→ Goal of the exercise:
Provide nothing but the number of lines containing the string "медицинская".

→ Records supplied:
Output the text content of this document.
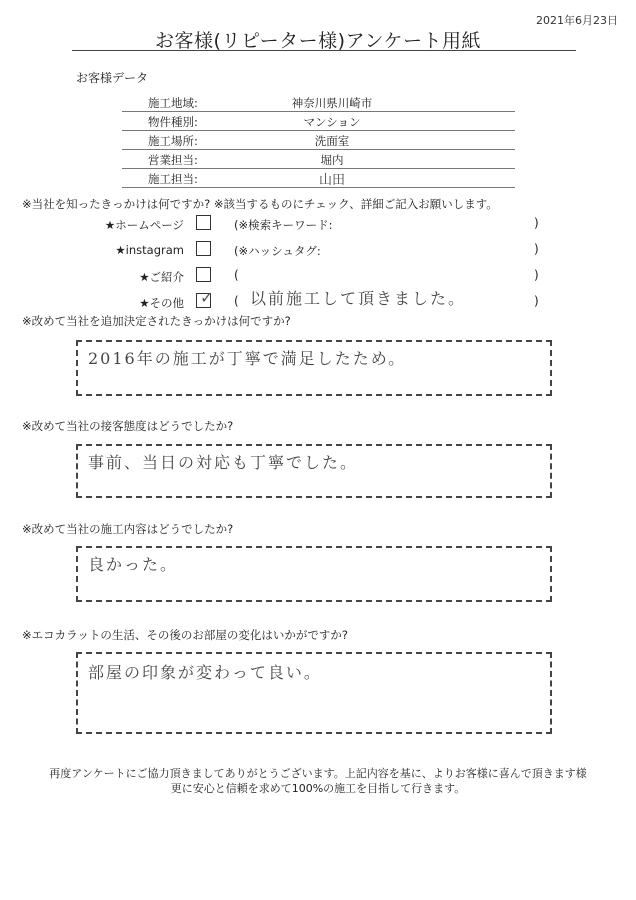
2021年6月23日
お客様(リピーター様)アンケート用紙
お客様データ
施工地域:	神奈川県川崎市
物件種別:	マンション
施工場所:	洗面室
営業担当:	堀内
施工担当:	山田
※当社を知ったきっかけは何ですか? ※該当するものにチェック、詳細ご記入お願いします。
★ホームページ	(※検索キーワード:	)
★instagram	(※ハッシュタグ:	)
★ご紹介	(	)
★その他 ✓ ( 以前施工して頂きました。	)
※改めて当社を追加決定されたきっかけは何ですか?
2016年の施工が丁寧で満足したため。
※改めて当社の接客態度はどうでしたか?
事前、当日の対応も丁寧でした。
※改めて当社の施工内容はどうでしたか?
良かった。
※エコカラットの生活、その後のお部屋の変化はいかがですか?
部屋の印象が変わって良い。
再度アンケートにご協力頂きましてありがとうございます。上記内容を基に、よりお客様に喜んで頂きます様
更に安心と信頼を求めて100%の施工を目指して行きます。
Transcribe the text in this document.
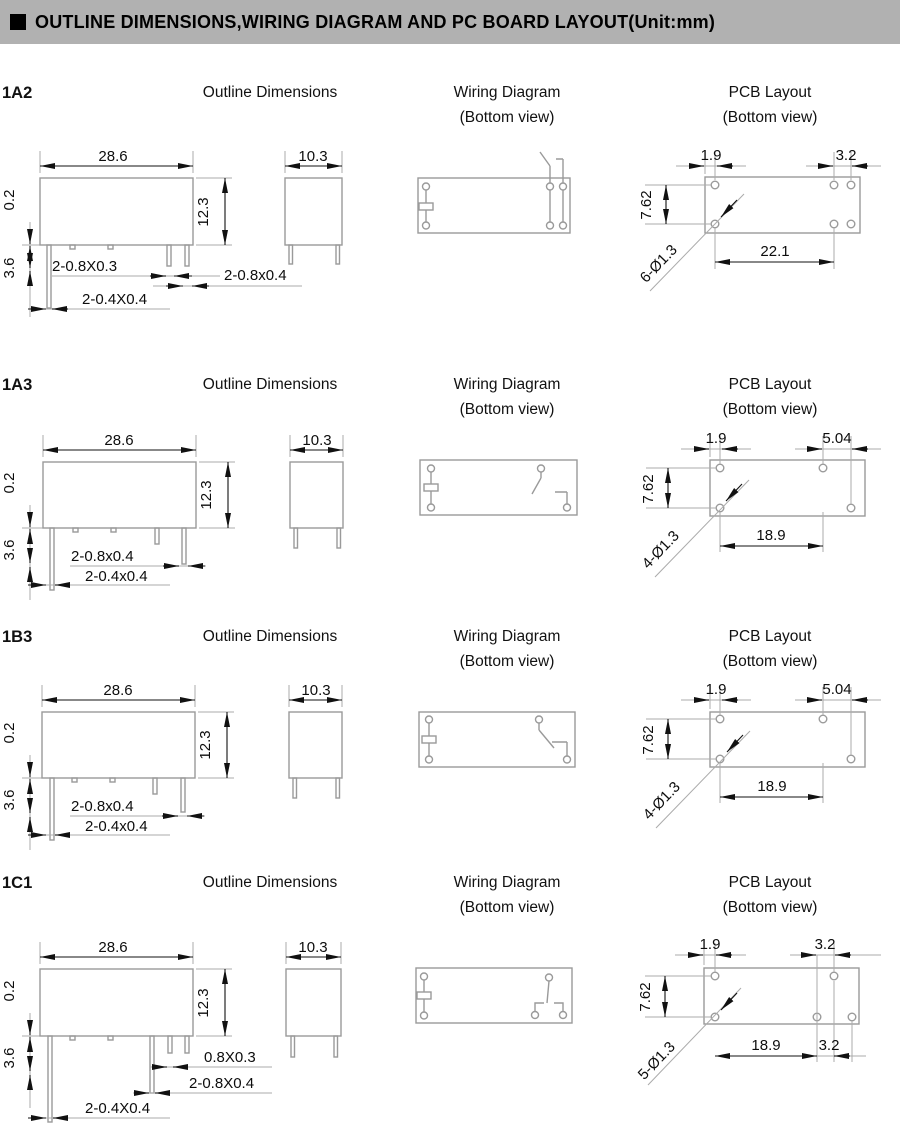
OUTLINE DIMENSIONS,WIRING DIAGRAM AND PC BOARD LAYOUT(Unit:mm)
1A2
1A3
1B3
1C1
Outline Dimensions	Wiring Diagram
(Bottom view)
PCB Layout
(Bottom view)
Outline Dimensions	Wiring Diagram
(Bottom view)
PCB Layout
(Bottom view)
Outline Dimensions	Wiring Diagram
(Bottom view)
PCB Layout
(Bottom view)
Outline Dimensions	Wiring Diagram
(Bottom view)
PCB Layout
(Bottom view)
28.6
12.3
0.2
3.6 2-0.8X0.3
2-0.4X0.4
10.3
2-0.8x0.4
1.9	3.2
7.62
22.1
6-Ø1.3
28.6
12.3
0.2
3.6	2-0.8x0.4
2-0.4x0.4
10.3	1.9	5.04
7.62
18.9
4-Ø1.3
28.6
12.3
0.2
3.6	2-0.8x0.4
2-0.4x0.4
10.3	1.9	5.04
7.62
18.9
4-Ø1.3
28.6
12.3
0.2
3.6	0.8X0.3
2-0.8X0.4
2-0.4X0.4
10.3	1.9	3.2
7.62
18.9	3.2
5-Ø1.3
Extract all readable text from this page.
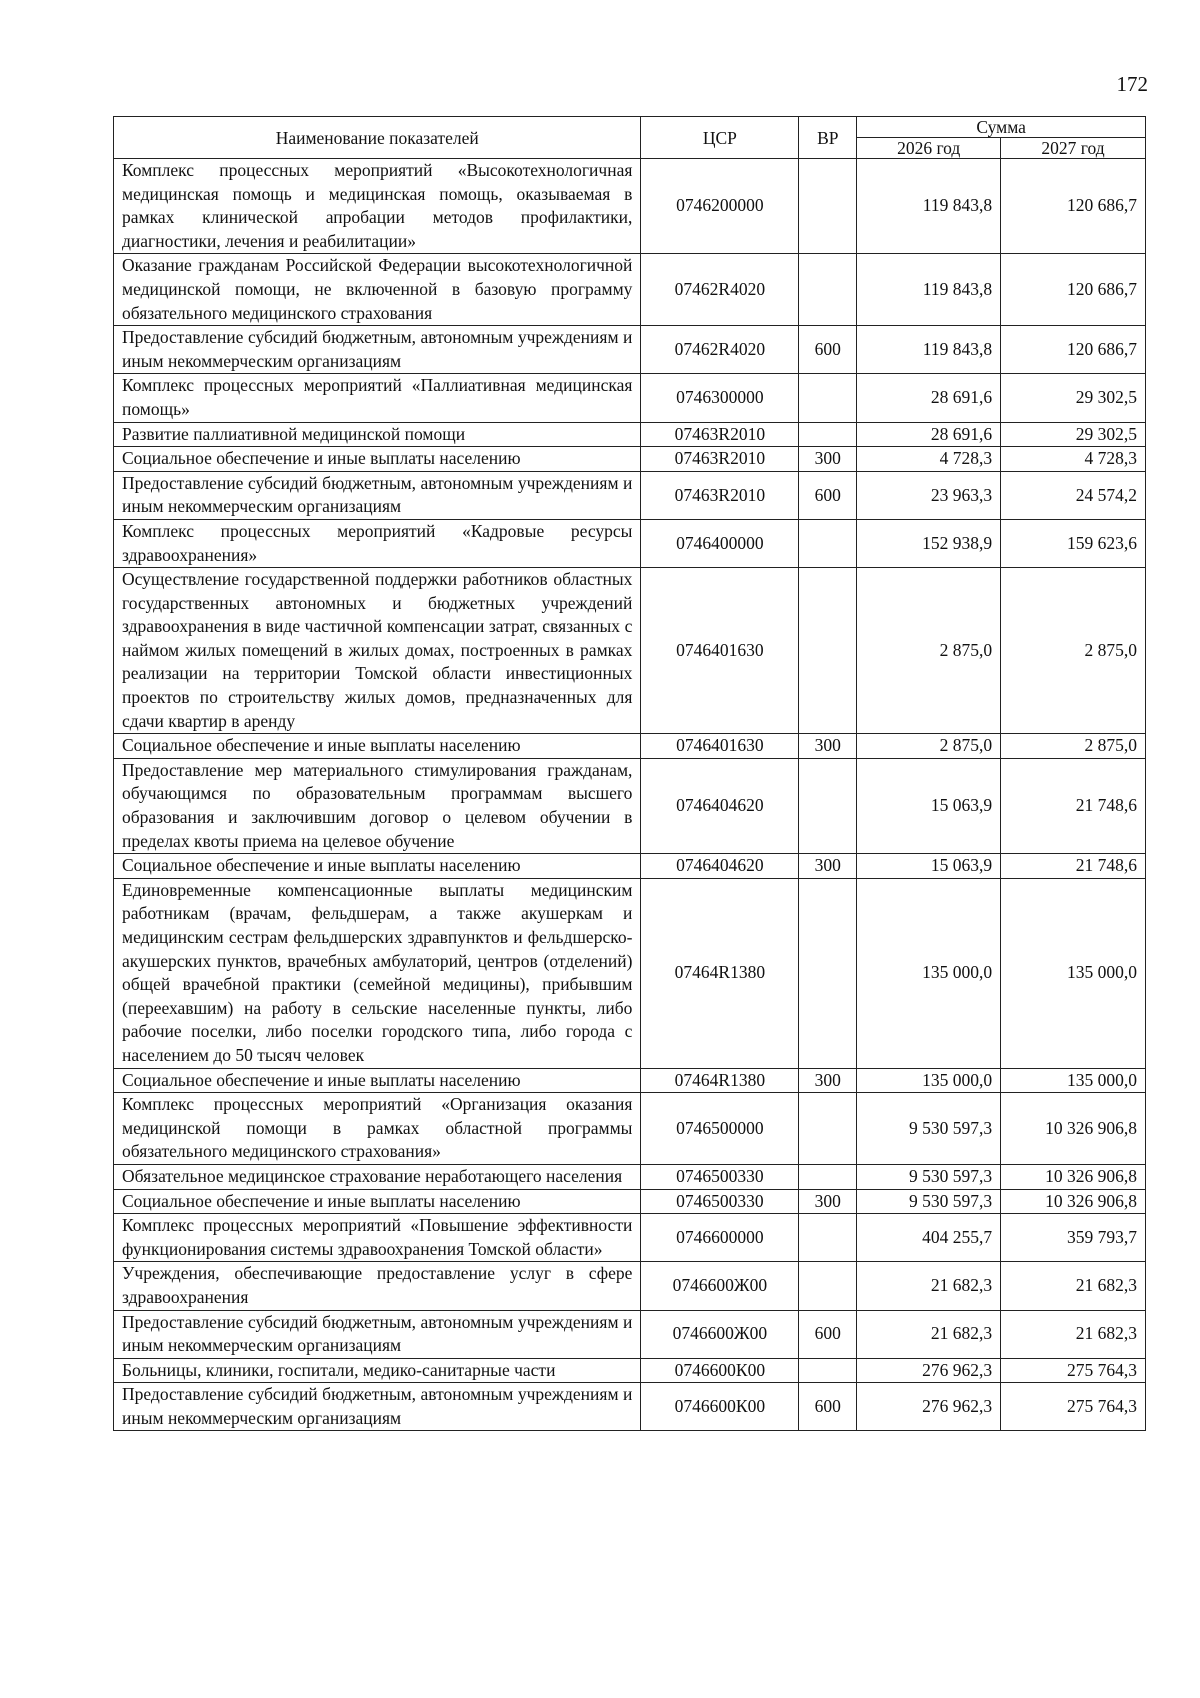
172
Наименование показателей	ЦСР	ВР	Сумма	
			2026 год	2027 год

Комплекс процессных мероприятий «Высокотехнологичная медицинская помощь и медицинская помощь, оказываемая в рамках клинической апробации методов профилактики, диагностики, лечения и реабилитации»	0746200000		119 843,8	120 686,7

Оказание гражданам Российской Федерации высокотехнологичной медицинской помощи, не включенной в базовую программу обязательного медицинского страхования	07462R4020		119 843,8	120 686,7

Предоставление субсидий бюджетным, автономным учреждениям и иным некоммерческим организациям	07462R4020	600	119 843,8	120 686,7

Комплекс процессных мероприятий «Паллиативная медицинская помощь»	0746300000		28 691,6	29 302,5

Развитие паллиативной медицинской помощи	07463R2010		28 691,6	29 302,5

Социальное обеспечение и иные выплаты населению	07463R2010	300	4 728,3	4 728,3

Предоставление субсидий бюджетным, автономным учреждениям и иным некоммерческим организациям	07463R2010	600	23 963,3	24 574,2

Комплекс процессных мероприятий «Кадровые ресурсы здравоохранения»	0746400000		152 938,9	159 623,6

Осуществление государственной поддержки работников областных государственных автономных и бюджетных учреждений здравоохранения в виде частичной компенсации затрат, связанных с наймом жилых помещений в жилых домах, построенных в рамках реализации на территории Томской области инвестиционных проектов по строительству жилых домов, предназначенных для сдачи квартир в аренду	0746401630		2 875,0	2 875,0

Социальное обеспечение и иные выплаты населению	0746401630	300	2 875,0	2 875,0

Предоставление мер материального стимулирования гражданам, обучающимся по образовательным программам высшего образования и заключившим договор о целевом обучении в пределах квоты приема на целевое обучение	0746404620		15 063,9	21 748,6

Социальное обеспечение и иные выплаты населению	0746404620	300	15 063,9	21 748,6

Единовременные компенсационные выплаты медицинским работникам (врачам, фельдшерам, а также акушеркам и медицинским сестрам фельдшерских здравпунктов и фельдшерско-акушерских пунктов, врачебных амбулаторий, центров (отделений) общей врачебной практики (семейной медицины), прибывшим (переехавшим) на работу в сельские населенные пункты, либо рабочие поселки, либо поселки городского типа, либо города с населением до 50 тысяч человек	07464R1380		135 000,0	135 000,0

Социальное обеспечение и иные выплаты населению	07464R1380	300	135 000,0	135 000,0

Комплекс процессных мероприятий «Организация оказания медицинской помощи в рамках областной программы обязательного медицинского страхования»	0746500000		9 530 597,3	10 326 906,8

Обязательное медицинское страхование неработающего населения	0746500330		9 530 597,3	10 326 906,8

Социальное обеспечение и иные выплаты населению	0746500330	300	9 530 597,3	10 326 906,8

Комплекс процессных мероприятий «Повышение эффективности функционирования системы здравоохранения Томской области»	0746600000		404 255,7	359 793,7

Учреждения, обеспечивающие предоставление услуг в сфере здравоохранения	0746600Ж00		21 682,3	21 682,3

Предоставление субсидий бюджетным, автономным учреждениям и иным некоммерческим организациям	0746600Ж00	600	21 682,3	21 682,3

Больницы, клиники, госпитали, медико-санитарные части	0746600К00		276 962,3	275 764,3

Предоставление субсидий бюджетным, автономным учреждениям и иным некоммерческим организациям	0746600К00	600	276 962,3	275 764,3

→ Answer for this exercise:
2